REQUIREMENTS
Filter the records below for the word "results". Copy each line that holds it.

____ DATA FOR THE TASK

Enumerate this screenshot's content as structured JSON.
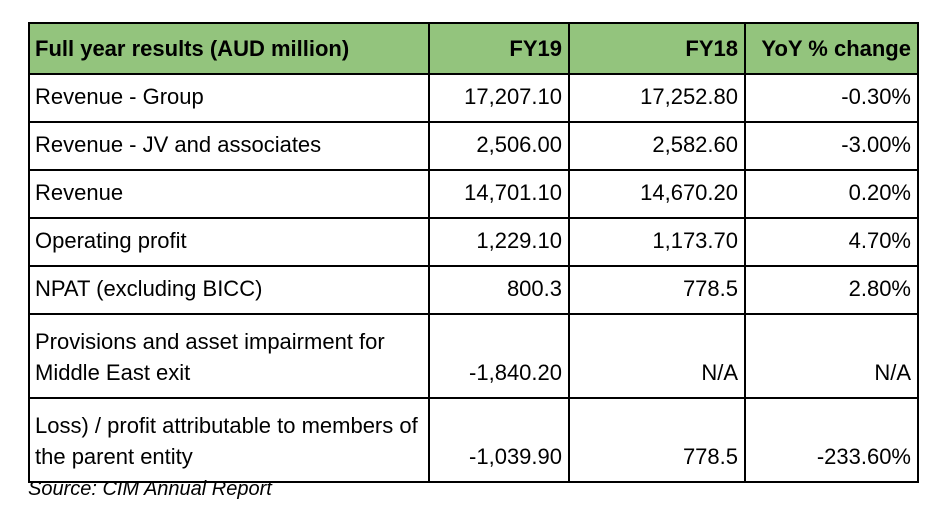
{
  "chart_data": {
    "type": "table",
    "title": "Full year results (AUD million)",
    "columns": [
      "Full year results (AUD million)",
      "FY19",
      "FY18",
      "YoY % change"
    ],
    "rows": [
      [
        "Revenue - Group",
        "17,207.10",
        "17,252.80",
        "-0.30%"
      ],
      [
        "Revenue - JV and associates",
        "2,506.00",
        "2,582.60",
        "-3.00%"
      ],
      [
        "Revenue",
        "14,701.10",
        "14,670.20",
        "0.20%"
      ],
      [
        "Operating profit",
        "1,229.10",
        "1,173.70",
        "4.70%"
      ],
      [
        "NPAT (excluding BICC)",
        "800.3",
        "778.5",
        "2.80%"
      ],
      [
        "Provisions and asset impairment for Middle East exit",
        "-1,840.20",
        "N/A",
        "N/A"
      ],
      [
        "Loss) / profit attributable to members of the parent entity",
        "-1,039.90",
        "778.5",
        "-233.60%"
      ]
    ],
    "source": "Source: CIM Annual Report",
    "layout": {
      "header_align": "first column left, value columns right",
      "value_align": "right",
      "grid": "full black borders"
    }
  },
  "colors": {
    "header_background": "#93c47d",
    "border": "#000000",
    "text": "#000000",
    "page_background": "#ffffff"
  }
}
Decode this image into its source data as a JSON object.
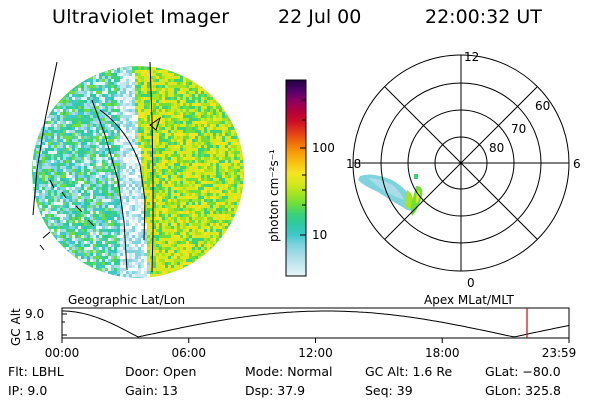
{
  "header": {
    "title": "Ultraviolet Imager",
    "date": "22 Jul 00",
    "time": "22:00:32 UT"
  },
  "colorbar": {
    "unit_label": "photon cm⁻²s⁻¹",
    "tick_labels": [
      "100",
      "10"
    ],
    "colors": [
      "#e6f4f8",
      "#c8e8f0",
      "#a8dce8",
      "#7fd3dc",
      "#3fc8c8",
      "#2ec8a4",
      "#3cd27a",
      "#6ede3c",
      "#a6e420",
      "#d8e81c",
      "#f5e420",
      "#f8c010",
      "#f89a08",
      "#f06a0a",
      "#e03818",
      "#cc0d28",
      "#b3003c",
      "#8a0060",
      "#50006a",
      "#200040"
    ]
  },
  "geo_panel": {
    "label": "Geographic Lat/Lon"
  },
  "polar_panel": {
    "label": "Apex MLat/MLT",
    "mlt_labels": [
      "12",
      "18",
      "6",
      "0"
    ],
    "lat_labels": [
      "60",
      "70",
      "80"
    ]
  },
  "altitude_plot": {
    "ylabel": "GC Alt",
    "y_ticks": [
      "9.0",
      "1.8"
    ],
    "x_ticks": [
      "00:00",
      "06:00",
      "12:00",
      "18:00",
      "23:59"
    ],
    "marker_time_hours": 22.01,
    "marker_color": "#e00000"
  },
  "info": {
    "flt": "Flt: LBHL",
    "ip": "IP:  9.0",
    "door": "Door: Open",
    "gain": "Gain: 13",
    "mode": "Mode: Normal",
    "dsp": "Dsp:   37.9",
    "gcalt": "GC Alt: 1.6 Re",
    "seq": "Seq: 39",
    "glat": "GLat: −80.0",
    "glon": "GLon: 325.8"
  }
}
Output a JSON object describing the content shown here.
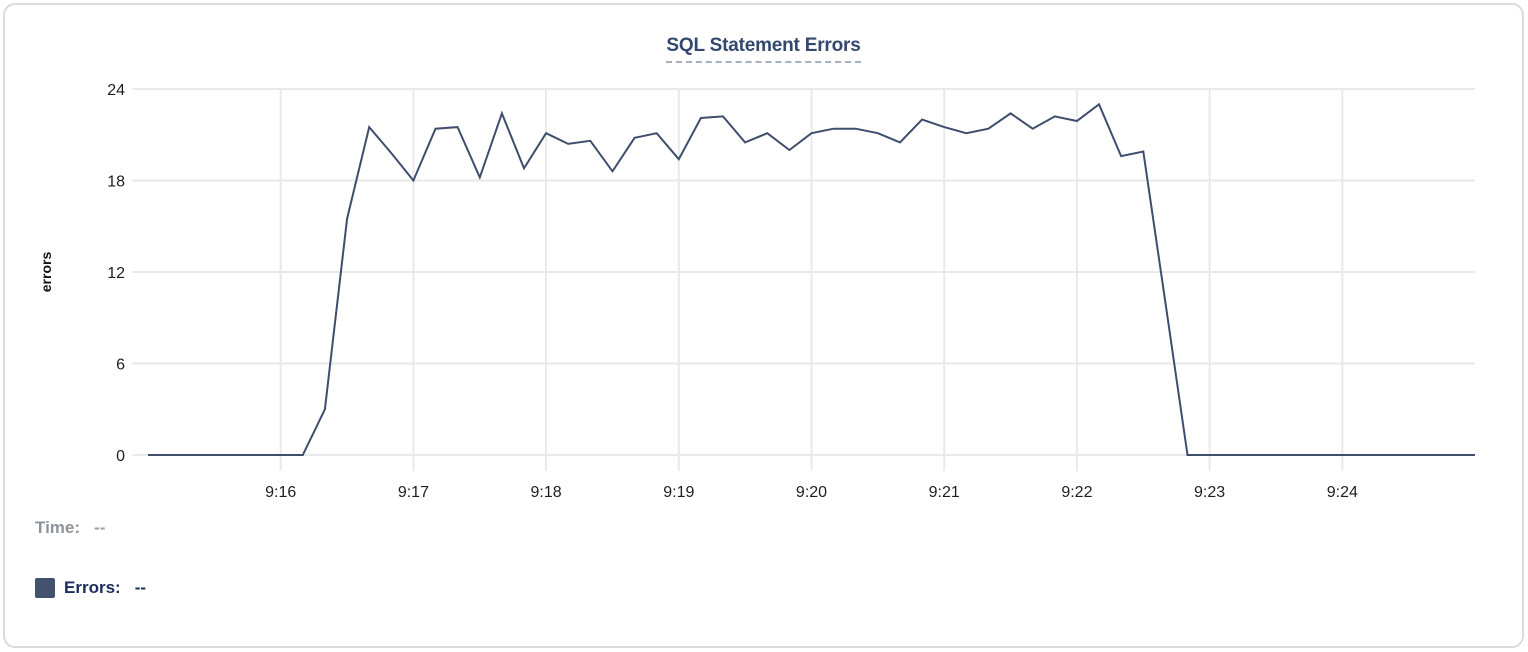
{
  "chart": {
    "title": "SQL Statement Errors"
  },
  "footer": {
    "time_label": "Time:",
    "time_value": "--",
    "errors_label": "Errors:",
    "errors_value": "--"
  },
  "colors": {
    "line": "#3e4e6c",
    "grid": "#e8e9eb",
    "tick_text": "#1d1e20",
    "axis_label_text": "#111111",
    "title_text": "#33486d",
    "legend_swatch": "#45526e"
  },
  "chart_data": {
    "type": "line",
    "title": "SQL Statement Errors",
    "xlabel": "",
    "ylabel": "errors",
    "series_name": "Errors",
    "x_start": "9:15:00",
    "x_end": "9:25:00",
    "interval_seconds": 10,
    "x_tick_labels": [
      "9:16",
      "9:17",
      "9:18",
      "9:19",
      "9:20",
      "9:21",
      "9:22",
      "9:23",
      "9:24"
    ],
    "y_ticks": [
      0,
      6,
      12,
      18,
      24
    ],
    "ylim": [
      0,
      24
    ],
    "grid": true,
    "legend_position": "bottom-left",
    "values": [
      0,
      0,
      0,
      0,
      0,
      0,
      0,
      0,
      3,
      15.5,
      21.5,
      19.8,
      18,
      21.4,
      21.5,
      18.2,
      22.4,
      18.8,
      21.1,
      20.4,
      20.6,
      18.6,
      20.8,
      21.1,
      19.4,
      22.1,
      22.2,
      20.5,
      21.1,
      20,
      21.1,
      21.4,
      21.4,
      21.1,
      20.5,
      22,
      21.5,
      21.1,
      21.4,
      22.4,
      21.4,
      22.2,
      21.9,
      23,
      19.6,
      19.9,
      10,
      0,
      0,
      0,
      0,
      0,
      0,
      0,
      0,
      0,
      0,
      0,
      0,
      0,
      0
    ]
  }
}
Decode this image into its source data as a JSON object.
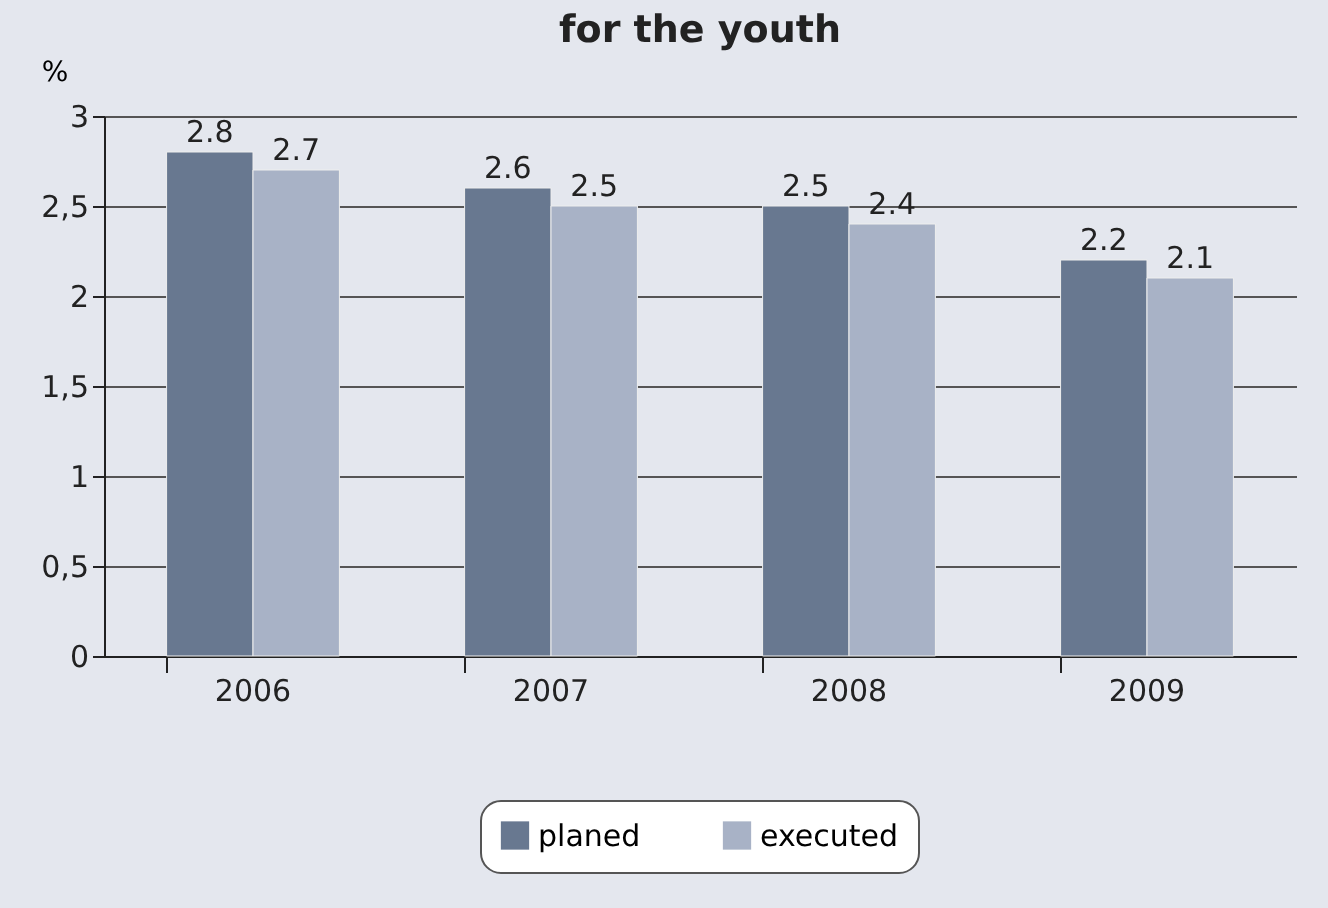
{
  "chart_data": {
    "type": "bar",
    "title": "for the youth",
    "ylabel": "%",
    "categories": [
      "2006",
      "2007",
      "2008",
      "2009"
    ],
    "series": [
      {
        "name": "planed",
        "color": "#687890",
        "values": [
          2.8,
          2.6,
          2.5,
          2.2
        ]
      },
      {
        "name": "executed",
        "color": "#a8b2c6",
        "values": [
          2.7,
          2.5,
          2.4,
          2.1
        ]
      }
    ],
    "ylim": [
      0,
      3
    ],
    "yticks": [
      0,
      {
        "value": 0.5,
        "label": "0,5"
      },
      1,
      {
        "value": 1.5,
        "label": "1,5"
      },
      2,
      {
        "value": 2.5,
        "label": "2,5"
      },
      3
    ],
    "grid": "y",
    "legend": "bottom",
    "data_labels": true
  }
}
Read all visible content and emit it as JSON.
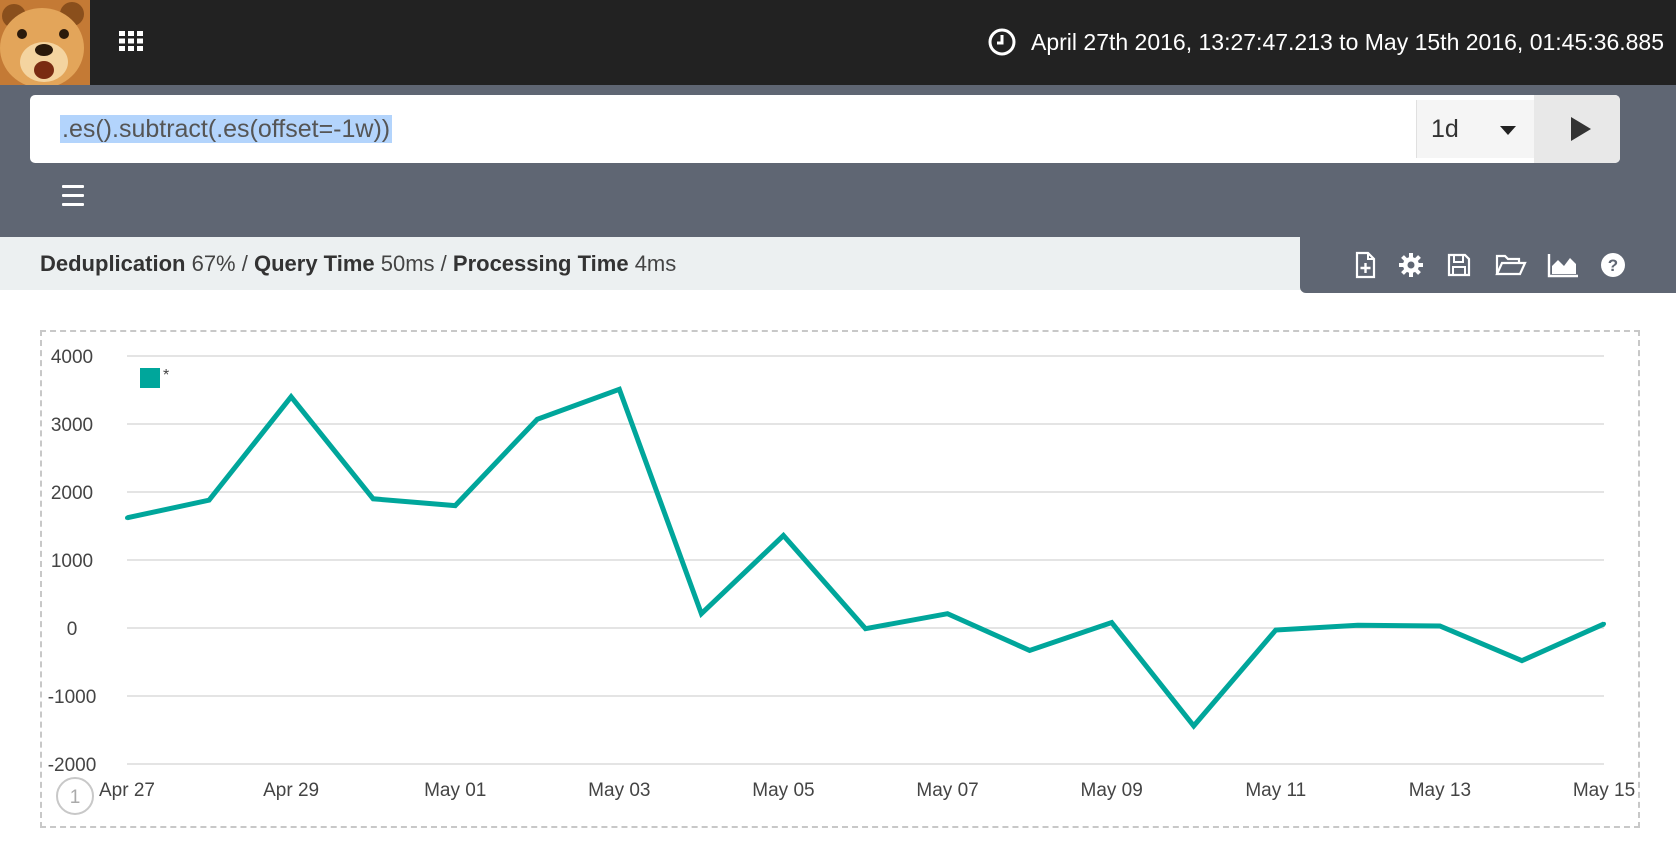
{
  "topbar": {
    "time_range": "April 27th 2016, 13:27:47.213 to May 15th 2016, 01:45:36.885",
    "icons": {
      "apps": "apps-grid-icon",
      "clock": "clock-icon"
    }
  },
  "expression": {
    "value": ".es().subtract(.es(offset=-1w))",
    "interval": "1d",
    "run_icon": "play-icon",
    "menu_icon": "hamburger-menu-icon"
  },
  "stats": {
    "dedup_label": "Deduplication",
    "dedup_value": "67%",
    "sep1": " / ",
    "query_label": "Query Time",
    "query_value": "50ms",
    "sep2": " / ",
    "processing_label": "Processing Time",
    "processing_value": "4ms"
  },
  "toolbar_icons": [
    "new-sheet-icon",
    "gear-icon",
    "save-icon",
    "folder-open-icon",
    "area-chart-icon",
    "help-icon"
  ],
  "chart_badge": "1",
  "colors": {
    "series": "#00a69b",
    "topbar": "#222222",
    "exprbar": "#5f6673",
    "statsbar": "#ecf0f1"
  },
  "chart_data": {
    "type": "line",
    "x": [
      "Apr 27",
      "Apr 28",
      "Apr 29",
      "Apr 30",
      "May 01",
      "May 02",
      "May 03",
      "May 04",
      "May 05",
      "May 06",
      "May 07",
      "May 08",
      "May 09",
      "May 10",
      "May 11",
      "May 12",
      "May 13",
      "May 14",
      "May 15"
    ],
    "xticks": [
      "Apr 27",
      "Apr 29",
      "May 01",
      "May 03",
      "May 05",
      "May 07",
      "May 09",
      "May 11",
      "May 13",
      "May 15"
    ],
    "series": [
      {
        "name": "*",
        "values": [
          1620,
          1880,
          3400,
          1900,
          1800,
          3070,
          3510,
          210,
          1360,
          -10,
          210,
          -330,
          80,
          -1440,
          -30,
          40,
          30,
          -480,
          60
        ]
      }
    ],
    "yticks": [
      4000,
      3000,
      2000,
      1000,
      0,
      -1000,
      -2000
    ],
    "ylim": [
      -2000,
      4000
    ],
    "grid": true,
    "legend": "top-left"
  }
}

________

RESULT FOR THIS EXERCISE
    "title": "Full year results (AUD million)",
      "Full year results (AUD million)",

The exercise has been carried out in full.